▸ **Goal**
Copy out every line exactly as given.
-*-
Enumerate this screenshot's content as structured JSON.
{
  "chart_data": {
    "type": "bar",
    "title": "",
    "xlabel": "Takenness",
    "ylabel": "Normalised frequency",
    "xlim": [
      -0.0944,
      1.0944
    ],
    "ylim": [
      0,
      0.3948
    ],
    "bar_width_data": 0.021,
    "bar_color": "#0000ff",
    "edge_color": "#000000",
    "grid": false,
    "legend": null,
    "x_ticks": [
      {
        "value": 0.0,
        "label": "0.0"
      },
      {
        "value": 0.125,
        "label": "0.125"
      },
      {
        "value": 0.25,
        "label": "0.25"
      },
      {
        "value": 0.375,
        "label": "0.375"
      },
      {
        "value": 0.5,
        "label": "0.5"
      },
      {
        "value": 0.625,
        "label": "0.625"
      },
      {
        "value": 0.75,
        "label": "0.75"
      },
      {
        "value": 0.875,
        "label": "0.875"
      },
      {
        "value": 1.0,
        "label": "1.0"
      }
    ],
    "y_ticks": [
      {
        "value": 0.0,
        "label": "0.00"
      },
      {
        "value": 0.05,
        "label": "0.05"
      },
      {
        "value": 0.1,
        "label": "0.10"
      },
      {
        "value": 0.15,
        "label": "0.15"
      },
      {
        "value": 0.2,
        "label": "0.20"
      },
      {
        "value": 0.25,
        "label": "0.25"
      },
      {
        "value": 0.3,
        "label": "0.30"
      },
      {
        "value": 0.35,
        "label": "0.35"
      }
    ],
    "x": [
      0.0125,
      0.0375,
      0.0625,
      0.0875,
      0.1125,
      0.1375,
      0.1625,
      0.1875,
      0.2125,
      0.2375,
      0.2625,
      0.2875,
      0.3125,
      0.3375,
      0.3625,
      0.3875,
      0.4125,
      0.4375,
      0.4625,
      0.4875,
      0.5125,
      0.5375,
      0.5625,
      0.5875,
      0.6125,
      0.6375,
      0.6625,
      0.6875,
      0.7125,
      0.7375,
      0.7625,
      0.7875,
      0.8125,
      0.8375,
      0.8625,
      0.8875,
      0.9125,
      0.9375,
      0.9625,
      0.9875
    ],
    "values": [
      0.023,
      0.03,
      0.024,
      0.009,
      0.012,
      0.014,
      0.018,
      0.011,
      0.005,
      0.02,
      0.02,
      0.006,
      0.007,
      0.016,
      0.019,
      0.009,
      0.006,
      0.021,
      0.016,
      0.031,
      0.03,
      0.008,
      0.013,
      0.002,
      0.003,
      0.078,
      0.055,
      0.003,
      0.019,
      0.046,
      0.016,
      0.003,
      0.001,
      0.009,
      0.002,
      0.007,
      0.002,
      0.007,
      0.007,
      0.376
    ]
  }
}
-*-
▸ **Written solution**
Enumerate this screenshot's content as structured JSON.
{
  "chart_data": {
    "type": "bar",
    "title": "",
    "xlabel": "Takenness",
    "ylabel": "Normalised frequency",
    "xlim": [
      -0.0944,
      1.0944
    ],
    "ylim": [
      0,
      0.3948
    ],
    "bar_width_data": 0.021,
    "bar_color": "#0000ff",
    "edge_color": "#000000",
    "grid": false,
    "legend": null,
    "x_ticks": [
      {
        "value": 0.0,
        "label": "0.0"
      },
      {
        "value": 0.125,
        "label": "0.125"
      },
      {
        "value": 0.25,
        "label": "0.25"
      },
      {
        "value": 0.375,
        "label": "0.375"
      },
      {
        "value": 0.5,
        "label": "0.5"
      },
      {
        "value": 0.625,
        "label": "0.625"
      },
      {
        "value": 0.75,
        "label": "0.75"
      },
      {
        "value": 0.875,
        "label": "0.875"
      },
      {
        "value": 1.0,
        "label": "1.0"
      }
    ],
    "y_ticks": [
      {
        "value": 0.0,
        "label": "0.00"
      },
      {
        "value": 0.05,
        "label": "0.05"
      },
      {
        "value": 0.1,
        "label": "0.10"
      },
      {
        "value": 0.15,
        "label": "0.15"
      },
      {
        "value": 0.2,
        "label": "0.20"
      },
      {
        "value": 0.25,
        "label": "0.25"
      },
      {
        "value": 0.3,
        "label": "0.30"
      },
      {
        "value": 0.35,
        "label": "0.35"
      }
    ],
    "x": [
      0.0125,
      0.0375,
      0.0625,
      0.0875,
      0.1125,
      0.1375,
      0.1625,
      0.1875,
      0.2125,
      0.2375,
      0.2625,
      0.2875,
      0.3125,
      0.3375,
      0.3625,
      0.3875,
      0.4125,
      0.4375,
      0.4625,
      0.4875,
      0.5125,
      0.5375,
      0.5625,
      0.5875,
      0.6125,
      0.6375,
      0.6625,
      0.6875,
      0.7125,
      0.7375,
      0.7625,
      0.7875,
      0.8125,
      0.8375,
      0.8625,
      0.8875,
      0.9125,
      0.9375,
      0.9625,
      0.9875
    ],
    "values": [
      0.023,
      0.03,
      0.024,
      0.009,
      0.012,
      0.014,
      0.018,
      0.011,
      0.005,
      0.02,
      0.02,
      0.006,
      0.007,
      0.016,
      0.019,
      0.009,
      0.006,
      0.021,
      0.016,
      0.031,
      0.03,
      0.008,
      0.013,
      0.002,
      0.003,
      0.078,
      0.055,
      0.003,
      0.019,
      0.046,
      0.016,
      0.003,
      0.001,
      0.009,
      0.002,
      0.007,
      0.002,
      0.007,
      0.007,
      0.376
    ]
  }
}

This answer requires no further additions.